▶ _Exercise details_
Only the number is wanted: how many lines of the data contain "Yeniden"?

--- BEGIN ---

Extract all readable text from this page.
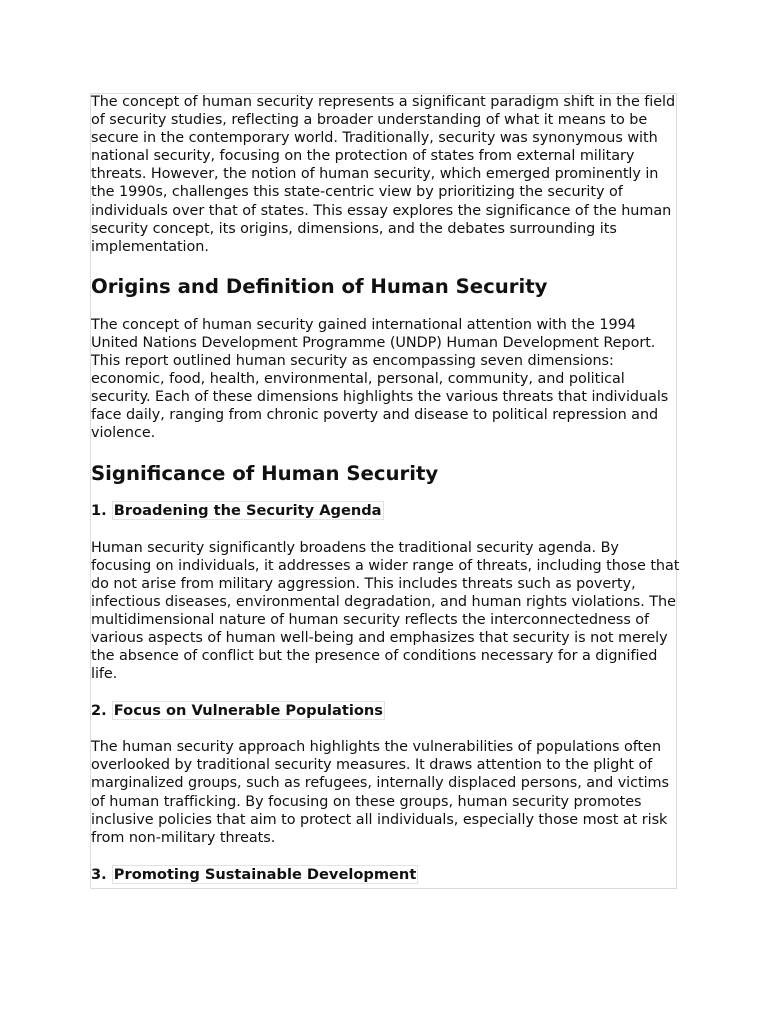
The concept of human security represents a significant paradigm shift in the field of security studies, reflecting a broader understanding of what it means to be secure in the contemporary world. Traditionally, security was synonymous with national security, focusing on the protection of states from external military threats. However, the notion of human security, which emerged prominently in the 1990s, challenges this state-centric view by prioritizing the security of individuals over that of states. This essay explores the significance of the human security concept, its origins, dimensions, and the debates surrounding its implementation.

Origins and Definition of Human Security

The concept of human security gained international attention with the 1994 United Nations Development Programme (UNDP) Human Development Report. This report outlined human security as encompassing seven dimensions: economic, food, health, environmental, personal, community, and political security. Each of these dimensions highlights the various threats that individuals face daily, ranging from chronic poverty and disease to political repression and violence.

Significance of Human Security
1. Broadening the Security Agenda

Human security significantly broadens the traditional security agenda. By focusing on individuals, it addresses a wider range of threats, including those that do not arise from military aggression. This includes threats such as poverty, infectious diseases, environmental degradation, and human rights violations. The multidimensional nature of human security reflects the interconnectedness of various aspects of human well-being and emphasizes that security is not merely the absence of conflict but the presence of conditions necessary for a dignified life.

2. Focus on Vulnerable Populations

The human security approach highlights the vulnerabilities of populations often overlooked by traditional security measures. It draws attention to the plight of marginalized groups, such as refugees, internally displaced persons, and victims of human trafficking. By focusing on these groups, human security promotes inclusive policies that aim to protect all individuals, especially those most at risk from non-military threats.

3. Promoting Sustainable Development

--- END ---
--- BEGIN ---

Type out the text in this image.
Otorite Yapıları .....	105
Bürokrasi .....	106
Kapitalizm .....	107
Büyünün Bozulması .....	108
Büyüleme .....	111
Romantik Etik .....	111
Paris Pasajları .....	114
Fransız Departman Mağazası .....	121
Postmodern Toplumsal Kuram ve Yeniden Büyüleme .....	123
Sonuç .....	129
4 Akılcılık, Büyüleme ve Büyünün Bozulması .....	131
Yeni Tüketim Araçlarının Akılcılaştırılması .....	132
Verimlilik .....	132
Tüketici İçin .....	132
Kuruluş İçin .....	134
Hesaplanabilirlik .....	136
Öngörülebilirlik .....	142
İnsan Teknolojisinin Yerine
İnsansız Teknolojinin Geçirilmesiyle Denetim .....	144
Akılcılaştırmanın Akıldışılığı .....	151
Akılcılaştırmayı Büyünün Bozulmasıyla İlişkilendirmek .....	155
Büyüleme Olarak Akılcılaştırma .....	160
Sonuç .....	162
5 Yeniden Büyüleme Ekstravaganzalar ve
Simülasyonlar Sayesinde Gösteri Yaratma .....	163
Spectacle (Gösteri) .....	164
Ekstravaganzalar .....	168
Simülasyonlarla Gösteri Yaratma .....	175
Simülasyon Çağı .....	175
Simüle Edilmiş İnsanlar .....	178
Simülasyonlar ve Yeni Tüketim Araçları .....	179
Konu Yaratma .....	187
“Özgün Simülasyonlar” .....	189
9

--- END ---

▶ _Exercise result_
2